### TASK
Provide only the number of lines in the records below that include "this".
--- START OF SUPPLIED ENTRIES ---
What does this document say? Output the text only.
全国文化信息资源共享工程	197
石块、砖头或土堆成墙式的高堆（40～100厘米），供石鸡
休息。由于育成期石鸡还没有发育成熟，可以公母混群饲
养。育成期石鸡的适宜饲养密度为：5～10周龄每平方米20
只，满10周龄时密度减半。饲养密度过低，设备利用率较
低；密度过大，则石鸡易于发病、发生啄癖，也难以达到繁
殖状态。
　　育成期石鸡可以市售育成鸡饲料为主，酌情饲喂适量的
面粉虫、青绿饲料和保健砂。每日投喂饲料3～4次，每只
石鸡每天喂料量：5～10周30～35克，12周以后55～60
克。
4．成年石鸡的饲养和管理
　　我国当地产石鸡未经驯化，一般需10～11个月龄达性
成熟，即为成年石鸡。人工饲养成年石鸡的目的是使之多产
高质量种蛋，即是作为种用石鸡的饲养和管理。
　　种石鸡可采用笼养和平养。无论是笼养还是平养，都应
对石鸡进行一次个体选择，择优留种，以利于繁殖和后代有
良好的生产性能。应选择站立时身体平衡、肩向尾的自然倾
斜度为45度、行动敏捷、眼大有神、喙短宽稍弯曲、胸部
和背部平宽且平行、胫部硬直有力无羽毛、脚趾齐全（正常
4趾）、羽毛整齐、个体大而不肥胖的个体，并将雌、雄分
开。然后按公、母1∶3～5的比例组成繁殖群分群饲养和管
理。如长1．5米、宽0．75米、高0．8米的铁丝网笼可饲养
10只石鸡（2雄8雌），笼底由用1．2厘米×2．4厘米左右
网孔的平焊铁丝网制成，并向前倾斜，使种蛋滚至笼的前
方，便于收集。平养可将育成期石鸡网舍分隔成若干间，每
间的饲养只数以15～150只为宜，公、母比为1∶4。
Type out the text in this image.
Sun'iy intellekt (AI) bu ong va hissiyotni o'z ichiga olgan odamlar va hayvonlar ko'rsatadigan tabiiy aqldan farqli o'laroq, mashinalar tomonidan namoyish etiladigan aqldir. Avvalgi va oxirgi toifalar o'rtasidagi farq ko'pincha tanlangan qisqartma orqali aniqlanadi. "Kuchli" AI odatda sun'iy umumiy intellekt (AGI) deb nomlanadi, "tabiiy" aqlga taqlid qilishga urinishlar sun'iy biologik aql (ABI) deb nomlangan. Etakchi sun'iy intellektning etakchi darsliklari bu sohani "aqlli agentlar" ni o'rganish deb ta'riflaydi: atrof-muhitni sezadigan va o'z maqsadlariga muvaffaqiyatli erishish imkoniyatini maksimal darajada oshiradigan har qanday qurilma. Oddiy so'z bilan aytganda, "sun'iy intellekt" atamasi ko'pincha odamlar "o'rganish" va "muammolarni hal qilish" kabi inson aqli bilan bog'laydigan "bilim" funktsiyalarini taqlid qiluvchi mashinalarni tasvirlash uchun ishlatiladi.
--- END OF SUPPLIED ENTRIES ---
### EXERCISE RESULT
2